*What the task asks*: Output the data that follows exactly, line for line.

*Available data*:
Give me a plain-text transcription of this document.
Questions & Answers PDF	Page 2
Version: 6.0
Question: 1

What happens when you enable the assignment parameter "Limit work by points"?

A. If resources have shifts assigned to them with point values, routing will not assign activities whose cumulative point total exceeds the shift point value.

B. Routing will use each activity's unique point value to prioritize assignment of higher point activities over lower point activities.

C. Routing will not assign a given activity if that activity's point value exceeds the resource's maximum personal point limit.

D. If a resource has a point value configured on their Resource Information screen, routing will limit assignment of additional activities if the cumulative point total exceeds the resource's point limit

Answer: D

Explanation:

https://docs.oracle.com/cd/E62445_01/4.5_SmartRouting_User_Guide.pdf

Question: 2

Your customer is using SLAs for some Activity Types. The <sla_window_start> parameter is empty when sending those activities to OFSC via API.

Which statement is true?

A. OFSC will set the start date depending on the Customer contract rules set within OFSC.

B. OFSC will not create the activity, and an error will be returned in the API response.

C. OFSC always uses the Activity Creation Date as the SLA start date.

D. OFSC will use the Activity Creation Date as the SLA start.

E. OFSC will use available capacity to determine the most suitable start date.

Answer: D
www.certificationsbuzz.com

*Written response*:
Give me a plain-text transcription of this document.
Questions & Answers PDF	Page 2
Version: 6.0
Question: 1

What happens when you enable the assignment parameter "Limit work by points"?

A. If resources have shifts assigned to them with point values, routing will not assign activities whose cumulative point total exceeds the shift point value.

B. Routing will use each activity's unique point value to prioritize assignment of higher point activities over lower point activities.

C. Routing will not assign a given activity if that activity's point value exceeds the resource's maximum personal point limit.

D. If a resource has a point value configured on their Resource Information screen, routing will limit assignment of additional activities if the cumulative point total exceeds the resource's point limit

Answer: D

Explanation:

https://docs.oracle.com/cd/E62445_01/4.5_SmartRouting_User_Guide.pdf

Question: 2

Your customer is using SLAs for some Activity Types. The <sla_window_start> parameter is empty when sending those activities to OFSC via API.

Which statement is true?

A. OFSC will set the start date depending on the Customer contract rules set within OFSC.

B. OFSC will not create the activity, and an error will be returned in the API response.

C. OFSC always uses the Activity Creation Date as the SLA start date.

D. OFSC will use the Activity Creation Date as the SLA start.

E. OFSC will use available capacity to determine the most suitable start date.

Answer: D
www.certificationsbuzz.com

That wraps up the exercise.